◆ EXERCISE
Copy the entries below word for word, leaving out the pictures.
# # # # # # #
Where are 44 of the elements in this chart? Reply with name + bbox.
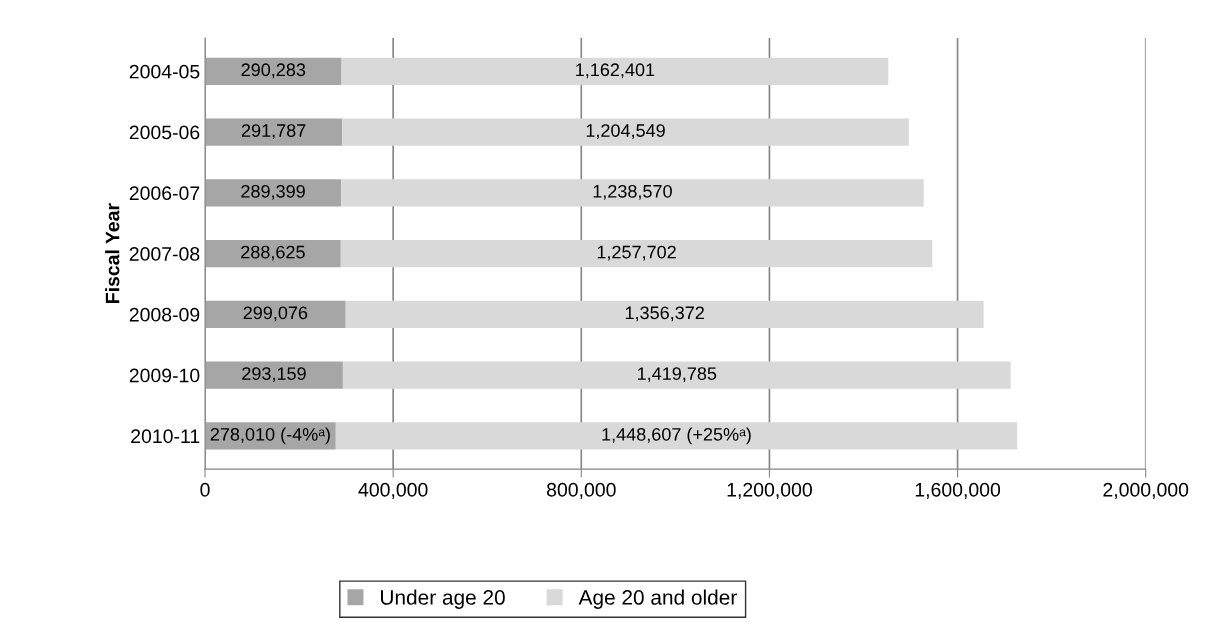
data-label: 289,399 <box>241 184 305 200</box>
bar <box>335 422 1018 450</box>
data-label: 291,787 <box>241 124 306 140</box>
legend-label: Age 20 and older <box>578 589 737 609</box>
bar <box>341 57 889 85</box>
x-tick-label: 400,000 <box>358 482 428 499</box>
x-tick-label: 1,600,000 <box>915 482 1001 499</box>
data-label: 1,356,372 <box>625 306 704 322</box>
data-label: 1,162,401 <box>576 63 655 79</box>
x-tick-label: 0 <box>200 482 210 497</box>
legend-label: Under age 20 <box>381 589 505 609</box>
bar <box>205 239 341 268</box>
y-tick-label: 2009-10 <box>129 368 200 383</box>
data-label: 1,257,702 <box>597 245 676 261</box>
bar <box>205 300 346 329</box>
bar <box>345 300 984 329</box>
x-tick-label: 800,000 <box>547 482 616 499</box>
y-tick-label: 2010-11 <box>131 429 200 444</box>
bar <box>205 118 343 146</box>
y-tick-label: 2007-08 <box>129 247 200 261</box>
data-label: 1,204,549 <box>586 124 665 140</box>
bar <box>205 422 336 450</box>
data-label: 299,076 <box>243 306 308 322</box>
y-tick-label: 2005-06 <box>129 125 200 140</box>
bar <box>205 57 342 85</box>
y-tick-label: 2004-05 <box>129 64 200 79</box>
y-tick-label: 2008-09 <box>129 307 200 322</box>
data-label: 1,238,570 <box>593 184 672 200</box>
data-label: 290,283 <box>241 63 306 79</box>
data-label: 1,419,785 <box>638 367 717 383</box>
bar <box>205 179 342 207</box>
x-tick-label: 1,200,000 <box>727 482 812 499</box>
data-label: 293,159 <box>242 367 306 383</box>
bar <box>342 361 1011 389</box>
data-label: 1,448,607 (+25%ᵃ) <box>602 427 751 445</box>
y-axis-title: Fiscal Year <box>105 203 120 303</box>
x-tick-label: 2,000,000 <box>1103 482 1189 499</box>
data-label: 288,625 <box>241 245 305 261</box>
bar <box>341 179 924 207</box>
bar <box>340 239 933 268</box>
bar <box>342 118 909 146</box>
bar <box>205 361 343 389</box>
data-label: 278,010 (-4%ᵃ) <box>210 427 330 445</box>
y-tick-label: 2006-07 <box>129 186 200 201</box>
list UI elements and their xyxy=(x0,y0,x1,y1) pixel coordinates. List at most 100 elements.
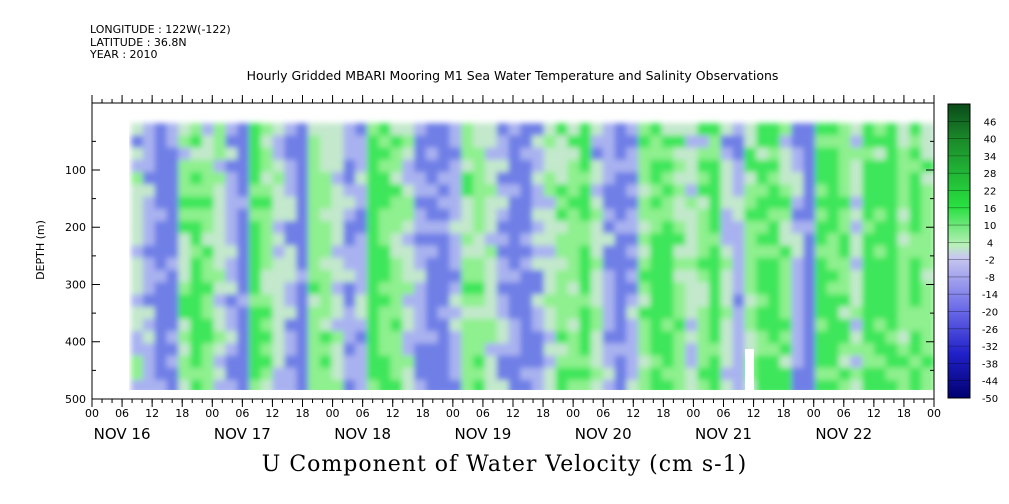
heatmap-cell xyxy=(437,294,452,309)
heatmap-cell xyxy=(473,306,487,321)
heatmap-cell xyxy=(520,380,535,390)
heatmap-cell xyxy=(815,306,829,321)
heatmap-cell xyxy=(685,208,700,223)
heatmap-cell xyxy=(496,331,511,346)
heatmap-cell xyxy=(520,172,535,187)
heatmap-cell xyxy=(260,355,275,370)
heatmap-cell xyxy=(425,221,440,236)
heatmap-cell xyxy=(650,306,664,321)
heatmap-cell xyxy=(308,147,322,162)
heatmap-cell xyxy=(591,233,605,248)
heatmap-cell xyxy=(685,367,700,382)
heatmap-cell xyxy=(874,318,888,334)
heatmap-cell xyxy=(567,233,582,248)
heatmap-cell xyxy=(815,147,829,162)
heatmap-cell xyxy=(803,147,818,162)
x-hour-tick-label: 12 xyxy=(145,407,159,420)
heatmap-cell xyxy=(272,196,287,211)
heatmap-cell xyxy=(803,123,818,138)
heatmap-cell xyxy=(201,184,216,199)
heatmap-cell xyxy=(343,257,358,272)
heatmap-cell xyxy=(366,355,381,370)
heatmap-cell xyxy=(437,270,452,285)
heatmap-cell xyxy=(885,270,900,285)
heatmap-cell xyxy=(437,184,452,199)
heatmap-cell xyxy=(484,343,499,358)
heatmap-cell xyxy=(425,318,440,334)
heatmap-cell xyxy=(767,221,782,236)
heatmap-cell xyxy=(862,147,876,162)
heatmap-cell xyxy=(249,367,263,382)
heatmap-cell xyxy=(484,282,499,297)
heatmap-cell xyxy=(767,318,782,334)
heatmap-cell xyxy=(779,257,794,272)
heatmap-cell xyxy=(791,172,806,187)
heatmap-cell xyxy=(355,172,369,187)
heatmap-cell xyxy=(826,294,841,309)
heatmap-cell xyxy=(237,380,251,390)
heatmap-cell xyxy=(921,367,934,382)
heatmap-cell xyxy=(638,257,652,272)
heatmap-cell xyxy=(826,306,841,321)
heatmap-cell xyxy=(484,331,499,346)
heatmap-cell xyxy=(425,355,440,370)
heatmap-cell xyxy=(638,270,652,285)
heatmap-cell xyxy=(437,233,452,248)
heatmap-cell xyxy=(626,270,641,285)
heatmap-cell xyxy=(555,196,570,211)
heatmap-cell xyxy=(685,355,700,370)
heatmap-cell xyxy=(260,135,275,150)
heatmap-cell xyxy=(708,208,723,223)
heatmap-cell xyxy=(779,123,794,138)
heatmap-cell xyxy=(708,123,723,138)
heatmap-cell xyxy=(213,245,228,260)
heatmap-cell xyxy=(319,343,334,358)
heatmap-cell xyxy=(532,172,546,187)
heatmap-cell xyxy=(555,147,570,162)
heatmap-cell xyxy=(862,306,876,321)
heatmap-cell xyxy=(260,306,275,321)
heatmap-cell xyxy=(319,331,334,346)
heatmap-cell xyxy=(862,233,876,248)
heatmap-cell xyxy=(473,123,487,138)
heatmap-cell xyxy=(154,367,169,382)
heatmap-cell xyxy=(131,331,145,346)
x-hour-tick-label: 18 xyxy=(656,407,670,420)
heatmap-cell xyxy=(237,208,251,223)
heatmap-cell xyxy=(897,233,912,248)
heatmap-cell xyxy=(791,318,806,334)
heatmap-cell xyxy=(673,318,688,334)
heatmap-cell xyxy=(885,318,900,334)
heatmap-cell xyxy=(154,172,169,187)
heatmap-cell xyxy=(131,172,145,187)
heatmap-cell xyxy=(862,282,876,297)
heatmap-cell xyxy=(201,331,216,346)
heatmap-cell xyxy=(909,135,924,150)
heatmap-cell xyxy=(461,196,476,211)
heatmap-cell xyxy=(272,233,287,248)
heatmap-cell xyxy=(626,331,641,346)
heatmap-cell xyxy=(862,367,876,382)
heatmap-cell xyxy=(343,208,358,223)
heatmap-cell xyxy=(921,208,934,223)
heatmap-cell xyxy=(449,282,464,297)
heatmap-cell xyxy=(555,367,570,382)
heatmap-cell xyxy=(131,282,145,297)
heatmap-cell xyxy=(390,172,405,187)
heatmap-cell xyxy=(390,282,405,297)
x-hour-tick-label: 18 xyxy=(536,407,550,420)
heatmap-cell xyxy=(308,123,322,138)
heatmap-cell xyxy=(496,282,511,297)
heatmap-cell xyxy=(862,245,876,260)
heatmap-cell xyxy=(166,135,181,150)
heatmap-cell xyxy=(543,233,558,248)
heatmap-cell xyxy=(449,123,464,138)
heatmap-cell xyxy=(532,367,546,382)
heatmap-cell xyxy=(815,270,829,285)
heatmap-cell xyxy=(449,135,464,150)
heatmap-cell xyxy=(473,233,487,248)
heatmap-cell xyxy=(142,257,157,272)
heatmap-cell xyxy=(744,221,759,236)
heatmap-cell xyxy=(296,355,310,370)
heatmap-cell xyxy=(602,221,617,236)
# # # # # # #
◆ SOLUTION TO THIS EXERCISE
Where are 44 of the elements in this chart? Reply with name + bbox.
data-label: 289,399 <box>241 184 305 200</box>
bar <box>335 422 1018 450</box>
data-label: 291,787 <box>241 124 306 140</box>
legend-label: Age 20 and older <box>578 589 737 609</box>
bar <box>341 57 889 85</box>
x-tick-label: 400,000 <box>358 482 428 499</box>
x-tick-label: 1,600,000 <box>915 482 1001 499</box>
data-label: 1,356,372 <box>625 306 704 322</box>
data-label: 1,162,401 <box>576 63 655 79</box>
x-tick-label: 0 <box>200 482 210 497</box>
legend-label: Under age 20 <box>381 589 505 609</box>
bar <box>205 239 341 268</box>
y-tick-label: 2009-10 <box>129 368 200 383</box>
data-label: 1,257,702 <box>597 245 676 261</box>
bar <box>205 300 346 329</box>
bar <box>345 300 984 329</box>
x-tick-label: 800,000 <box>547 482 616 499</box>
y-tick-label: 2010-11 <box>131 429 200 444</box>
bar <box>205 118 343 146</box>
y-tick-label: 2007-08 <box>129 247 200 261</box>
data-label: 1,204,549 <box>586 124 665 140</box>
bar <box>205 422 336 450</box>
data-label: 299,076 <box>243 306 308 322</box>
y-tick-label: 2005-06 <box>129 125 200 140</box>
bar <box>205 57 342 85</box>
y-tick-label: 2004-05 <box>129 64 200 79</box>
y-tick-label: 2008-09 <box>129 307 200 322</box>
data-label: 1,238,570 <box>593 184 672 200</box>
data-label: 290,283 <box>241 63 306 79</box>
data-label: 1,419,785 <box>638 367 717 383</box>
bar <box>205 179 342 207</box>
x-tick-label: 1,200,000 <box>727 482 812 499</box>
data-label: 293,159 <box>242 367 306 383</box>
bar <box>342 361 1011 389</box>
data-label: 1,448,607 (+25%ᵃ) <box>602 427 751 445</box>
y-axis-title: Fiscal Year <box>105 203 120 303</box>
x-tick-label: 2,000,000 <box>1103 482 1189 499</box>
data-label: 288,625 <box>241 245 305 261</box>
bar <box>341 179 924 207</box>
bar <box>340 239 933 268</box>
bar <box>342 118 909 146</box>
bar <box>205 361 343 389</box>
data-label: 278,010 (-4%ᵃ) <box>210 427 330 445</box>
y-tick-label: 2006-07 <box>129 186 200 201</box>
list UI elements and their xyxy=(x0,y0,x1,y1) pixel coordinates. List at most 100 elements.
heatmap-cell xyxy=(437,294,452,309)
heatmap-cell xyxy=(473,306,487,321)
heatmap-cell xyxy=(520,380,535,390)
heatmap-cell xyxy=(815,306,829,321)
heatmap-cell xyxy=(685,208,700,223)
heatmap-cell xyxy=(496,331,511,346)
heatmap-cell xyxy=(520,172,535,187)
heatmap-cell xyxy=(260,355,275,370)
heatmap-cell xyxy=(425,221,440,236)
heatmap-cell xyxy=(650,306,664,321)
heatmap-cell xyxy=(308,147,322,162)
heatmap-cell xyxy=(591,233,605,248)
heatmap-cell xyxy=(685,367,700,382)
heatmap-cell xyxy=(874,318,888,334)
heatmap-cell xyxy=(567,233,582,248)
heatmap-cell xyxy=(815,147,829,162)
heatmap-cell xyxy=(803,147,818,162)
x-hour-tick-label: 12 xyxy=(145,407,159,420)
heatmap-cell xyxy=(272,196,287,211)
heatmap-cell xyxy=(803,123,818,138)
heatmap-cell xyxy=(201,184,216,199)
heatmap-cell xyxy=(343,257,358,272)
heatmap-cell xyxy=(366,355,381,370)
heatmap-cell xyxy=(437,270,452,285)
heatmap-cell xyxy=(885,270,900,285)
heatmap-cell xyxy=(437,184,452,199)
heatmap-cell xyxy=(484,343,499,358)
heatmap-cell xyxy=(425,318,440,334)
heatmap-cell xyxy=(767,221,782,236)
heatmap-cell xyxy=(862,147,876,162)
heatmap-cell xyxy=(249,367,263,382)
heatmap-cell xyxy=(484,282,499,297)
heatmap-cell xyxy=(767,318,782,334)
heatmap-cell xyxy=(779,257,794,272)
heatmap-cell xyxy=(791,172,806,187)
heatmap-cell xyxy=(355,172,369,187)
heatmap-cell xyxy=(826,294,841,309)
heatmap-cell xyxy=(237,380,251,390)
heatmap-cell xyxy=(921,367,934,382)
heatmap-cell xyxy=(638,257,652,272)
heatmap-cell xyxy=(826,306,841,321)
heatmap-cell xyxy=(484,331,499,346)
heatmap-cell xyxy=(425,355,440,370)
heatmap-cell xyxy=(638,270,652,285)
heatmap-cell xyxy=(437,233,452,248)
heatmap-cell xyxy=(626,270,641,285)
heatmap-cell xyxy=(555,196,570,211)
heatmap-cell xyxy=(685,355,700,370)
heatmap-cell xyxy=(260,135,275,150)
heatmap-cell xyxy=(708,208,723,223)
heatmap-cell xyxy=(779,123,794,138)
heatmap-cell xyxy=(708,123,723,138)
heatmap-cell xyxy=(213,245,228,260)
heatmap-cell xyxy=(319,343,334,358)
heatmap-cell xyxy=(532,172,546,187)
heatmap-cell xyxy=(555,147,570,162)
heatmap-cell xyxy=(862,306,876,321)
heatmap-cell xyxy=(260,306,275,321)
heatmap-cell xyxy=(319,331,334,346)
heatmap-cell xyxy=(862,233,876,248)
heatmap-cell xyxy=(473,123,487,138)
heatmap-cell xyxy=(154,367,169,382)
heatmap-cell xyxy=(131,331,145,346)
x-hour-tick-label: 18 xyxy=(656,407,670,420)
heatmap-cell xyxy=(237,208,251,223)
heatmap-cell xyxy=(897,233,912,248)
heatmap-cell xyxy=(791,318,806,334)
heatmap-cell xyxy=(673,318,688,334)
heatmap-cell xyxy=(885,318,900,334)
heatmap-cell xyxy=(154,172,169,187)
heatmap-cell xyxy=(131,172,145,187)
heatmap-cell xyxy=(862,282,876,297)
heatmap-cell xyxy=(201,331,216,346)
heatmap-cell xyxy=(909,135,924,150)
heatmap-cell xyxy=(461,196,476,211)
heatmap-cell xyxy=(272,233,287,248)
heatmap-cell xyxy=(626,331,641,346)
heatmap-cell xyxy=(862,367,876,382)
heatmap-cell xyxy=(343,208,358,223)
heatmap-cell xyxy=(921,208,934,223)
heatmap-cell xyxy=(449,282,464,297)
heatmap-cell xyxy=(555,367,570,382)
heatmap-cell xyxy=(131,282,145,297)
heatmap-cell xyxy=(390,172,405,187)
heatmap-cell xyxy=(390,282,405,297)
x-hour-tick-label: 18 xyxy=(536,407,550,420)
heatmap-cell xyxy=(308,123,322,138)
heatmap-cell xyxy=(496,282,511,297)
heatmap-cell xyxy=(862,245,876,260)
heatmap-cell xyxy=(166,135,181,150)
heatmap-cell xyxy=(543,233,558,248)
heatmap-cell xyxy=(449,123,464,138)
heatmap-cell xyxy=(532,367,546,382)
heatmap-cell xyxy=(815,270,829,285)
heatmap-cell xyxy=(449,135,464,150)
heatmap-cell xyxy=(473,233,487,248)
heatmap-cell xyxy=(142,257,157,272)
heatmap-cell xyxy=(744,221,759,236)
heatmap-cell xyxy=(296,355,310,370)
heatmap-cell xyxy=(602,221,617,236)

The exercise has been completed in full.